<<<<
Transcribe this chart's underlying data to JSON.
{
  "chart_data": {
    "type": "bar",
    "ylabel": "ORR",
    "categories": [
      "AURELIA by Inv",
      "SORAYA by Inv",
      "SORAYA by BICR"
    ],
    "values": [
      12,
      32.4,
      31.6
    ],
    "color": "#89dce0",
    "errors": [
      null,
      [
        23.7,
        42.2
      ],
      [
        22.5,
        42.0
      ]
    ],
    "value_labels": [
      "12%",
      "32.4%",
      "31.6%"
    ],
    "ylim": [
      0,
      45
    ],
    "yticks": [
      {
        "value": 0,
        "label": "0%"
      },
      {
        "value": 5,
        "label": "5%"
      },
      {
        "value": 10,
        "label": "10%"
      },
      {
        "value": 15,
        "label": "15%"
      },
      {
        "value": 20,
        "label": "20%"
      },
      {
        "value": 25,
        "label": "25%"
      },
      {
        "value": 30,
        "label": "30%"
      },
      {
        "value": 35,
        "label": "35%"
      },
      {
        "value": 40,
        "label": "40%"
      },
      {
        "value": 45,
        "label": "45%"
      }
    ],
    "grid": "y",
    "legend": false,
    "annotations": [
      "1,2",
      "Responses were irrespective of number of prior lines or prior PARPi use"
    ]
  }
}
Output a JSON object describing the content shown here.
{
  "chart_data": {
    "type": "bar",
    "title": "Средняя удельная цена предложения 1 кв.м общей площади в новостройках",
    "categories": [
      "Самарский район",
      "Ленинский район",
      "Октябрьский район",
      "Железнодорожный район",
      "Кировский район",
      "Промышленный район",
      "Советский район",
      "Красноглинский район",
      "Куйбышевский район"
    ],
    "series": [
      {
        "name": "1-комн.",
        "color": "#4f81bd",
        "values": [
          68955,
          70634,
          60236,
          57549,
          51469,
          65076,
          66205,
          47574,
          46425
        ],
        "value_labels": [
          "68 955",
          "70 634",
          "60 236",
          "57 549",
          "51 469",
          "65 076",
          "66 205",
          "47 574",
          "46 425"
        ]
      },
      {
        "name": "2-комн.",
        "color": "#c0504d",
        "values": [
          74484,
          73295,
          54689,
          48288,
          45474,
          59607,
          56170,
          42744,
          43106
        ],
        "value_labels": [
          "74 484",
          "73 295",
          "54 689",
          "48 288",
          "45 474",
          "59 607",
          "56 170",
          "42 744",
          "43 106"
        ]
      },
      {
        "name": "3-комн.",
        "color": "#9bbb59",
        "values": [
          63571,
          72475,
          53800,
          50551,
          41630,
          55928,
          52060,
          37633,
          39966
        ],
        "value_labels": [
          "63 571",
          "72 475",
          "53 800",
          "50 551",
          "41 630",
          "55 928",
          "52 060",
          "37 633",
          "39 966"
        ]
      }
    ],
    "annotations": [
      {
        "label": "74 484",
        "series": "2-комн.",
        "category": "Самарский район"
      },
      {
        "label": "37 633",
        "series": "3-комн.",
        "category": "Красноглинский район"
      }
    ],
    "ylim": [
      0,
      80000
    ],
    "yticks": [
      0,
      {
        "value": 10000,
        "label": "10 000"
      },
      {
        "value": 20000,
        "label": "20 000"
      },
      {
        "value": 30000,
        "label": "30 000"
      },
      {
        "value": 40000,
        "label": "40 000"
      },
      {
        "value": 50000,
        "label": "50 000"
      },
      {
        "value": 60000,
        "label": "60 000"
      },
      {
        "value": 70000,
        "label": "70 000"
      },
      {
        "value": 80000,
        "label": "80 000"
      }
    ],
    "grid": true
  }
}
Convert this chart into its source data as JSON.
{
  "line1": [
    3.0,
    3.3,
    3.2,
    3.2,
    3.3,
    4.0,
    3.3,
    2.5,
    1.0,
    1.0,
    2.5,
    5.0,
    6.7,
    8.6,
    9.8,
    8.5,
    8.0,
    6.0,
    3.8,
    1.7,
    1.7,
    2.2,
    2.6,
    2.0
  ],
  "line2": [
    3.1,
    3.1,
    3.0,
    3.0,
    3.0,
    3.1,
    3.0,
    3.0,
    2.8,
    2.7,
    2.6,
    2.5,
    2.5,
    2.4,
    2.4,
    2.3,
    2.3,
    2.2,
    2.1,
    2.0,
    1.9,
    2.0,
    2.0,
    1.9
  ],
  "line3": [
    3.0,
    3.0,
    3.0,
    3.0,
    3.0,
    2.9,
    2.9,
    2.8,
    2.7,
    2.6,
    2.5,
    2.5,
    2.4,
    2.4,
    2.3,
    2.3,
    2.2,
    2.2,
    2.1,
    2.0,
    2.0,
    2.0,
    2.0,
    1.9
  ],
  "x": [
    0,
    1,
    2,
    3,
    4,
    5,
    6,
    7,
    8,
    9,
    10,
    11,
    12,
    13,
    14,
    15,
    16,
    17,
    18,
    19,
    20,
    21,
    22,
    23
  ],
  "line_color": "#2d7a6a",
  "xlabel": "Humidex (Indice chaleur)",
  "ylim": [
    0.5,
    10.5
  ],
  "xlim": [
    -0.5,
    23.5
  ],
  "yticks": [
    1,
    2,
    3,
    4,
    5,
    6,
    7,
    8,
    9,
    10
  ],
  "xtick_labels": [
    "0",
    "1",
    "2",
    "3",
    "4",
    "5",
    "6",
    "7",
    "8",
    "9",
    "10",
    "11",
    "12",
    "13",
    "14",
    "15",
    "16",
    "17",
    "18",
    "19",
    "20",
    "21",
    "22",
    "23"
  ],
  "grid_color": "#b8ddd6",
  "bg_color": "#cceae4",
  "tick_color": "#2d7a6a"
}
>>>>
■ PROBLEM TO SOLVE ■
Look through the entries above for the word "Самарский". Copy every line where it shows up.

■ REPLY ■
      "Самарский район",
        "category": "Самарский район"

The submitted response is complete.